# PROMPT A
Summarize the reviews of the film The Grim Reaper in three sentences.
# PROMPT B
Extend the reviews of the film The Grim Reaper, starting after their final sentence.

The Grim Reaper really doesn't have that basis so the cinematography and editing just wander around aimlessly, and I use the word wander because the camera is quite free moving about in this film, apparently thats supposed to be one of the virtues of this film.

Overall the central problem of this film is that it's non linear structure and subjective accounts of the same event generally just don't work unless there are common themes and setting throughout or any way for the audience to relate to what just happened. Normally if a film tells a good linear story with beginning to end plot it doesn't have to be particularly meaningful; this film put itself at risk by trying to be innovative and suffered the consequence.
Samulkis

Samulkis

Not very solid, yet coherent work for a directorial debut. Better actors would probably have made a major difference in this Italian Rashomon. The story (Bertolucci and Pasolini) is about what's the truth and what is subjective perception. Who tells what story and why? More important: who hides what and why? Of course this film has nothing to do with the much more enthusiastic 'Rashomon' (Kurosawa, 1950) apart from the matter, but it may at least have been inspired by that masterpiece. If you like the subject you'll like the 'I saw the whole thing'-episode (1962!) from the series 'The Alfred Hitchcock Hour' too. Finally, this also slightly reminded me of 'Les Mistons' (Truffaut, 1957, short), probably because we are shown some street and environmental scenes of the place where a crime was committed.

Besides Pasolini (Salo, Medea) for the story, I think cinematographer Giovanni Narzisi did the most interesting work on this film. A worthy Bertolucci film and definitely worth seeing on the big screen.

8/10
Urllet

Urllet

Bernardo Bertolucci's debut film "The Grim Reaper" is based on a story by one of Italian cinema's greatest personalities-Pier Paolo Pasolini. However, his influence might be felt only in some scenes of the film including a detailed description of Roman lowlifes. In remaining parts of the film, one gets to see a good creation of atmosphere especially of nocturnal times which are crucial for steering the story forward. Although this film can be summarized as the tale of a theft which backfired, Bertolucci makes good use of his film's characters to reveal that it is through lies that one gets to ascertain the truth. The apparent comparisons with Akira Kurosawa's masterpiece "Rashomon" are unjustified as Bernardo Bertolucci's film appears more as a piece of 'investigative journalism' with a diligent cop determined to break the criminals through his incessant questioning. As a film which can be considered as a brutally honest example of incredible cruelty from a woman character, The Grim Reaper truthfully represents the mood of Rome in 1960s, a period where dance, love, music and sex flourished in abundance.

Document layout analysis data
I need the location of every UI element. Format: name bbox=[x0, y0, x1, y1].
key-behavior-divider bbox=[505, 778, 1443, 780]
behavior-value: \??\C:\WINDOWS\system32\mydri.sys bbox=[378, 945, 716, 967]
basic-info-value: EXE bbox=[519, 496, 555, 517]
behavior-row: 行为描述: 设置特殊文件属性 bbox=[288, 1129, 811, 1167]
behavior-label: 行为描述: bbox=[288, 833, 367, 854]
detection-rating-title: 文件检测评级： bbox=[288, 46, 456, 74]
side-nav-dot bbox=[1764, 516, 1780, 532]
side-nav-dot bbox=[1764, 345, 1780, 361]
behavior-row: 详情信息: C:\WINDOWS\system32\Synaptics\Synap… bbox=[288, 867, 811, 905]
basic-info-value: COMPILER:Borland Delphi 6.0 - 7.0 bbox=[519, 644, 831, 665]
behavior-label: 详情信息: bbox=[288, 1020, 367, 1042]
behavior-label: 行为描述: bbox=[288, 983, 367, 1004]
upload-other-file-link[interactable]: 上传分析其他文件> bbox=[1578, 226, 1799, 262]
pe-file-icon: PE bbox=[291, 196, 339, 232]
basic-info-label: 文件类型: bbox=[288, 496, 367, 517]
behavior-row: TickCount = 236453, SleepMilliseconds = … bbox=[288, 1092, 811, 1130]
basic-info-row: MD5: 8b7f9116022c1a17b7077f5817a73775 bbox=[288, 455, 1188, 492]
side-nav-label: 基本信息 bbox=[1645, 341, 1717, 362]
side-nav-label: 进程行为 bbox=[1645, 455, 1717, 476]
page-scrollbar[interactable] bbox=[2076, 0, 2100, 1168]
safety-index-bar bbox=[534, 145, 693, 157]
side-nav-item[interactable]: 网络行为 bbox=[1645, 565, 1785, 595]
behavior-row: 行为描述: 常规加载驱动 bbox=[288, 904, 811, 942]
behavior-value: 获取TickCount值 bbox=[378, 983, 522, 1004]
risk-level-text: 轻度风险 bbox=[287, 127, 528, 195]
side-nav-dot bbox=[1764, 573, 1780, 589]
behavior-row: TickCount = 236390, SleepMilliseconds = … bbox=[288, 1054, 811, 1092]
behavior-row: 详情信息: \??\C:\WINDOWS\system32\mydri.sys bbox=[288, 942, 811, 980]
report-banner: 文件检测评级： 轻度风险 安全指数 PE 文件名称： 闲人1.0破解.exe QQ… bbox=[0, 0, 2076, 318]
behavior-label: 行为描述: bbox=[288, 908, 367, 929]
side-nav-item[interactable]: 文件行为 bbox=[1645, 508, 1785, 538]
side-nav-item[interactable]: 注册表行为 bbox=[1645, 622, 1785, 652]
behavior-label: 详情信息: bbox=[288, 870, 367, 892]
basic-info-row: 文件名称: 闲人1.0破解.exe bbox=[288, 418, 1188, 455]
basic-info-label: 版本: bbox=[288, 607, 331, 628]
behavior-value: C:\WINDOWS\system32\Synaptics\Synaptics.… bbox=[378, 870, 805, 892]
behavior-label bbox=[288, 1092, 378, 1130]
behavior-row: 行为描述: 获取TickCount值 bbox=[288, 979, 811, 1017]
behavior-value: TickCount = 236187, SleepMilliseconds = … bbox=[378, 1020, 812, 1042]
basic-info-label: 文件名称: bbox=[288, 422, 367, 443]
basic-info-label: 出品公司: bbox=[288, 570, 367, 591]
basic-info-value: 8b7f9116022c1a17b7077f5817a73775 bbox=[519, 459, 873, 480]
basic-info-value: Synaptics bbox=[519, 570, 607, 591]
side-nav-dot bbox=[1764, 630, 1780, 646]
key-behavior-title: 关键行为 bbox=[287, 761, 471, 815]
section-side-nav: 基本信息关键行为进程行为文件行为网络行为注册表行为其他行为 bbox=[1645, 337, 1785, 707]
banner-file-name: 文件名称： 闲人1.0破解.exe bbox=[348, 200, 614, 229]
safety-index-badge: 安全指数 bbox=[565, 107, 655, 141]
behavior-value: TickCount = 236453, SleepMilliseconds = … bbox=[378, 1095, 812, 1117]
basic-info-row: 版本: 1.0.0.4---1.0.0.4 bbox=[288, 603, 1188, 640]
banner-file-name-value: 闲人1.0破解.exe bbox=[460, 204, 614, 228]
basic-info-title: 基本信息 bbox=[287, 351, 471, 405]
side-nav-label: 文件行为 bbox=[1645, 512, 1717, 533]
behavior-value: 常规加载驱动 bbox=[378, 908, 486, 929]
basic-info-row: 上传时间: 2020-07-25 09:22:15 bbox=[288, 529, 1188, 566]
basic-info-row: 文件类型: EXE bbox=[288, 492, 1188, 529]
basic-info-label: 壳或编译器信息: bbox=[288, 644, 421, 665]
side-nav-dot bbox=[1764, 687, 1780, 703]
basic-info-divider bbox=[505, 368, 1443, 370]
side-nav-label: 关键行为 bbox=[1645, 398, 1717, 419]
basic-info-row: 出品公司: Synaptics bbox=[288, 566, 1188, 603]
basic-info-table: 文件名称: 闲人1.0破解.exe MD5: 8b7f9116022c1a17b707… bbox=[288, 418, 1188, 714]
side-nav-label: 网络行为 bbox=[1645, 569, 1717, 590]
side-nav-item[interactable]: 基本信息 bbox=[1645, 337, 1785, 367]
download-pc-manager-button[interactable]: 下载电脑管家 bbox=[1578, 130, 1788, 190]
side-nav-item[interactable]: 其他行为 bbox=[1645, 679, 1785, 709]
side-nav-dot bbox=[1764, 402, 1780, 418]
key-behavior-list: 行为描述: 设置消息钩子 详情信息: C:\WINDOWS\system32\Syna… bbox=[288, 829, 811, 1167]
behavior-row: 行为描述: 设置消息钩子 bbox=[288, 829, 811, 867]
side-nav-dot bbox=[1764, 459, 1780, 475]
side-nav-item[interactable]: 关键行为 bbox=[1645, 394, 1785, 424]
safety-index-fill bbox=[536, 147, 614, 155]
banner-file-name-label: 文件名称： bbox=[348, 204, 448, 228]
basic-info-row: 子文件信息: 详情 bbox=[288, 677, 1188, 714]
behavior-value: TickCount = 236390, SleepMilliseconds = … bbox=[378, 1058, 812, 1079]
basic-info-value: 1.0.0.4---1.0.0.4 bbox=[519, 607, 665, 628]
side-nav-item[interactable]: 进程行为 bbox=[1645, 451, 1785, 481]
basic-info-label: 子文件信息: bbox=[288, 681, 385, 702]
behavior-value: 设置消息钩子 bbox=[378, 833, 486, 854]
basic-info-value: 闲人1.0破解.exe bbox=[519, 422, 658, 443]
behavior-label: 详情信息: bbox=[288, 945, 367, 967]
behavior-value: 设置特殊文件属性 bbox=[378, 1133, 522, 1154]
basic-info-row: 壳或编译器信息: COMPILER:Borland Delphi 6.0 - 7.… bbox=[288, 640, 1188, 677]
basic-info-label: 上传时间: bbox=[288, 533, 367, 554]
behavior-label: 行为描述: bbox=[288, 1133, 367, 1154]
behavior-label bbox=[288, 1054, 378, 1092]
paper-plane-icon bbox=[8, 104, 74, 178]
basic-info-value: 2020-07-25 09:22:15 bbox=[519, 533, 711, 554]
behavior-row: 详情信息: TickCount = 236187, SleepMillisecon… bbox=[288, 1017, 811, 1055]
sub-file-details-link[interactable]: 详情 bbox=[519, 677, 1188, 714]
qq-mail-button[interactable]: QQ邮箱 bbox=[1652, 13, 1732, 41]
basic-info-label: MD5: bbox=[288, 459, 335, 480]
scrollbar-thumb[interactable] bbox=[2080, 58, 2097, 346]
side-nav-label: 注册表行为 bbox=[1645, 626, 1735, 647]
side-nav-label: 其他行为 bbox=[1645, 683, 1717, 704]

# ANSWER SECTION A
One reviewer argues that the film's nonlinear structure and subjective accounts of the same event don't work, and that its free-moving camera wanders aimlessly. Another calls Bertolucci's debut not very solid yet coherent, an Italian Rashomon about truth and subjective perception that is worth seeing on the big screen, and rates it 8/10. A third notes that the film is based on a story by Pier Paolo Pasolini, praises its nocturnal atmosphere, calls the comparisons with Rashomon unjustified, and says it truthfully represents the mood of Rome in the 1960s.

# ANSWER SECTION B
Malanim

Malanim

Bertolucci's La Commare Secca is something of a neo-realist Rashomon. It's neo-realistic aspects, however, are what define it more than the alternative perspectives. Here, Bertolucci isn't quite as concerned with the truth of the matter as he is with revealing the state of contemporary Italian society. I have to admit I was surprised that he reveals "whodunnit" at all.

After a prostitute is found beaten to death, police cross-examine all of the people who were in the nearby park for evidence. Each of their stories spans the trials and tribulations of day to day life in Italy. The investigators are never really shown because the investigation isn't important--the cross-examination of the characters is. We're meant to look at them, not at the details of the murder.

I think the best part is how Bertolucci changes perspective with the camera as well as the characters. Each characters' story is told in subtly different styles; plus, the reveal of the truth is signified with three sudden, striking, static shots of the unfolding narrative from a distance, showing that no longer are we bound to any one perspective but to a more objective one. Better than an overhead perspective to signify God: that would have been too kitsch.

--PolarisDiB
Hono

Hono

Rashamon style set in the slums of Italy. Each suspect tells a tale that intertwines around each other's life before, during and after the death of a prostitute. Has a lot to comment on the social status of poverty in Italy.